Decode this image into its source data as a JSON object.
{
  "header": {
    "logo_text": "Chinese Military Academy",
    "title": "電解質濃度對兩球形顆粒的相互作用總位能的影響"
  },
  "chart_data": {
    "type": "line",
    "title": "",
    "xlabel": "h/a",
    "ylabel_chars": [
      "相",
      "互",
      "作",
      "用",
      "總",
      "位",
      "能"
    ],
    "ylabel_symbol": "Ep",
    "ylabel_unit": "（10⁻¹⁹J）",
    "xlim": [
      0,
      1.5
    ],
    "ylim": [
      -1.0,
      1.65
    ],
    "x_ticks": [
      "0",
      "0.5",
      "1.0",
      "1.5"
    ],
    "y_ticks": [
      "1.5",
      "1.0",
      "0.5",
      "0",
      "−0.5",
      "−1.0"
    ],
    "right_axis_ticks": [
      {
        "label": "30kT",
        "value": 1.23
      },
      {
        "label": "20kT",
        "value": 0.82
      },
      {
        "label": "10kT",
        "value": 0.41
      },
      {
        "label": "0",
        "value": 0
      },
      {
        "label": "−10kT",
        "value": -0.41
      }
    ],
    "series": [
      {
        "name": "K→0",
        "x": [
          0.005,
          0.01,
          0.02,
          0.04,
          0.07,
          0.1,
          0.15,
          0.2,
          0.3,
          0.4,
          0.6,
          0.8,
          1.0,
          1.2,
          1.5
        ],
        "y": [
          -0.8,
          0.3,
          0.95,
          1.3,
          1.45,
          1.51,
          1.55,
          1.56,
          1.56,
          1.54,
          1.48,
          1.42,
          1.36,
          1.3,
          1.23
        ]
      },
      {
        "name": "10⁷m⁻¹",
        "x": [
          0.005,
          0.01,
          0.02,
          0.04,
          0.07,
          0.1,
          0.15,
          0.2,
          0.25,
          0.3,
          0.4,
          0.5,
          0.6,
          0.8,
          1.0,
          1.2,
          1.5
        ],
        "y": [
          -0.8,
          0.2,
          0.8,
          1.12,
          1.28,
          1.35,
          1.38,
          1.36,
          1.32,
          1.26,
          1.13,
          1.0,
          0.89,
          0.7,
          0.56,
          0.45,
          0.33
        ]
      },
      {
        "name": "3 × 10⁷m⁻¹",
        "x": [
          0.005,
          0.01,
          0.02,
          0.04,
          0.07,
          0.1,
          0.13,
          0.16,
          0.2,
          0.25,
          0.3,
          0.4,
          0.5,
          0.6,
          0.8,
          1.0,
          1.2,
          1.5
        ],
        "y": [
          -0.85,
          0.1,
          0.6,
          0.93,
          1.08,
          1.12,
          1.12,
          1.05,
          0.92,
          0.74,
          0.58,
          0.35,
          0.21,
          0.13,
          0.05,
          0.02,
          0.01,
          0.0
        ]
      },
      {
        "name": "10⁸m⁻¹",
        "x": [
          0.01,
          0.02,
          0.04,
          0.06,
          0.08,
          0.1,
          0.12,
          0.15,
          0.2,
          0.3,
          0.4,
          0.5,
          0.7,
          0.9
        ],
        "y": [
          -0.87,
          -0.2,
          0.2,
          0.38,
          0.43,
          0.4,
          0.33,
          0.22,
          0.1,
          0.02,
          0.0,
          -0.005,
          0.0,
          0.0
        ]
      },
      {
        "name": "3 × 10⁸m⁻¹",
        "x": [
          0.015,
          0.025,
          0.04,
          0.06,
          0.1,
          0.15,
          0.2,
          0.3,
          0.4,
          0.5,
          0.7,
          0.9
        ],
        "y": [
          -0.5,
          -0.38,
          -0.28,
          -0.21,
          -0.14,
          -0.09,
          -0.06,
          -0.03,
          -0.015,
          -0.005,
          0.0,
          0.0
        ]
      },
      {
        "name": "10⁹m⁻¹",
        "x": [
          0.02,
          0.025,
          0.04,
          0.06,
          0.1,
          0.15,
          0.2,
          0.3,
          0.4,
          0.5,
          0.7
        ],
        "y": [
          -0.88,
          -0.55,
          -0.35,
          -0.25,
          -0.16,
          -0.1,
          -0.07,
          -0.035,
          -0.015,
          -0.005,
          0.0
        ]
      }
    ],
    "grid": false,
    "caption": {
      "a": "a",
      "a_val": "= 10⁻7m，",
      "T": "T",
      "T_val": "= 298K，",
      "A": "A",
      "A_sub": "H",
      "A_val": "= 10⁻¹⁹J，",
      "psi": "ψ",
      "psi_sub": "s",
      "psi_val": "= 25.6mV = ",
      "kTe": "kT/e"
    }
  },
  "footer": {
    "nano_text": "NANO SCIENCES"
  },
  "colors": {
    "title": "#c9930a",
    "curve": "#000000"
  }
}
※
» Exercise objective:
Extract all of the data above and output it character for character.

» Task output:
Decode this image into its source data as a JSON object.
{
  "header": {
    "logo_text": "Chinese Military Academy",
    "title": "電解質濃度對兩球形顆粒的相互作用總位能的影響"
  },
  "chart_data": {
    "type": "line",
    "title": "",
    "xlabel": "h/a",
    "ylabel_chars": [
      "相",
      "互",
      "作",
      "用",
      "總",
      "位",
      "能"
    ],
    "ylabel_symbol": "Ep",
    "ylabel_unit": "（10⁻¹⁹J）",
    "xlim": [
      0,
      1.5
    ],
    "ylim": [
      -1.0,
      1.65
    ],
    "x_ticks": [
      "0",
      "0.5",
      "1.0",
      "1.5"
    ],
    "y_ticks": [
      "1.5",
      "1.0",
      "0.5",
      "0",
      "−0.5",
      "−1.0"
    ],
    "right_axis_ticks": [
      {
        "label": "30kT",
        "value": 1.23
      },
      {
        "label": "20kT",
        "value": 0.82
      },
      {
        "label": "10kT",
        "value": 0.41
      },
      {
        "label": "0",
        "value": 0
      },
      {
        "label": "−10kT",
        "value": -0.41
      }
    ],
    "series": [
      {
        "name": "K→0",
        "x": [
          0.005,
          0.01,
          0.02,
          0.04,
          0.07,
          0.1,
          0.15,
          0.2,
          0.3,
          0.4,
          0.6,
          0.8,
          1.0,
          1.2,
          1.5
        ],
        "y": [
          -0.8,
          0.3,
          0.95,
          1.3,
          1.45,
          1.51,
          1.55,
          1.56,
          1.56,
          1.54,
          1.48,
          1.42,
          1.36,
          1.3,
          1.23
        ]
      },
      {
        "name": "10⁷m⁻¹",
        "x": [
          0.005,
          0.01,
          0.02,
          0.04,
          0.07,
          0.1,
          0.15,
          0.2,
          0.25,
          0.3,
          0.4,
          0.5,
          0.6,
          0.8,
          1.0,
          1.2,
          1.5
        ],
        "y": [
          -0.8,
          0.2,
          0.8,
          1.12,
          1.28,
          1.35,
          1.38,
          1.36,
          1.32,
          1.26,
          1.13,
          1.0,
          0.89,
          0.7,
          0.56,
          0.45,
          0.33
        ]
      },
      {
        "name": "3 × 10⁷m⁻¹",
        "x": [
          0.005,
          0.01,
          0.02,
          0.04,
          0.07,
          0.1,
          0.13,
          0.16,
          0.2,
          0.25,
          0.3,
          0.4,
          0.5,
          0.6,
          0.8,
          1.0,
          1.2,
          1.5
        ],
        "y": [
          -0.85,
          0.1,
          0.6,
          0.93,
          1.08,
          1.12,
          1.12,
          1.05,
          0.92,
          0.74,
          0.58,
          0.35,
          0.21,
          0.13,
          0.05,
          0.02,
          0.01,
          0.0
        ]
      },
      {
        "name": "10⁸m⁻¹",
        "x": [
          0.01,
          0.02,
          0.04,
          0.06,
          0.08,
          0.1,
          0.12,
          0.15,
          0.2,
          0.3,
          0.4,
          0.5,
          0.7,
          0.9
        ],
        "y": [
          -0.87,
          -0.2,
          0.2,
          0.38,
          0.43,
          0.4,
          0.33,
          0.22,
          0.1,
          0.02,
          0.0,
          -0.005,
          0.0,
          0.0
        ]
      },
      {
        "name": "3 × 10⁸m⁻¹",
        "x": [
          0.015,
          0.025,
          0.04,
          0.06,
          0.1,
          0.15,
          0.2,
          0.3,
          0.4,
          0.5,
          0.7,
          0.9
        ],
        "y": [
          -0.5,
          -0.38,
          -0.28,
          -0.21,
          -0.14,
          -0.09,
          -0.06,
          -0.03,
          -0.015,
          -0.005,
          0.0,
          0.0
        ]
      },
      {
        "name": "10⁹m⁻¹",
        "x": [
          0.02,
          0.025,
          0.04,
          0.06,
          0.1,
          0.15,
          0.2,
          0.3,
          0.4,
          0.5,
          0.7
        ],
        "y": [
          -0.88,
          -0.55,
          -0.35,
          -0.25,
          -0.16,
          -0.1,
          -0.07,
          -0.035,
          -0.015,
          -0.005,
          0.0
        ]
      }
    ],
    "grid": false,
    "caption": {
      "a": "a",
      "a_val": "= 10⁻7m，",
      "T": "T",
      "T_val": "= 298K，",
      "A": "A",
      "A_sub": "H",
      "A_val": "= 10⁻¹⁹J，",
      "psi": "ψ",
      "psi_sub": "s",
      "psi_val": "= 25.6mV = ",
      "kTe": "kT/e"
    }
  },
  "footer": {
    "nano_text": "NANO SCIENCES"
  },
  "colors": {
    "title": "#c9930a",
    "curve": "#000000"
  }
}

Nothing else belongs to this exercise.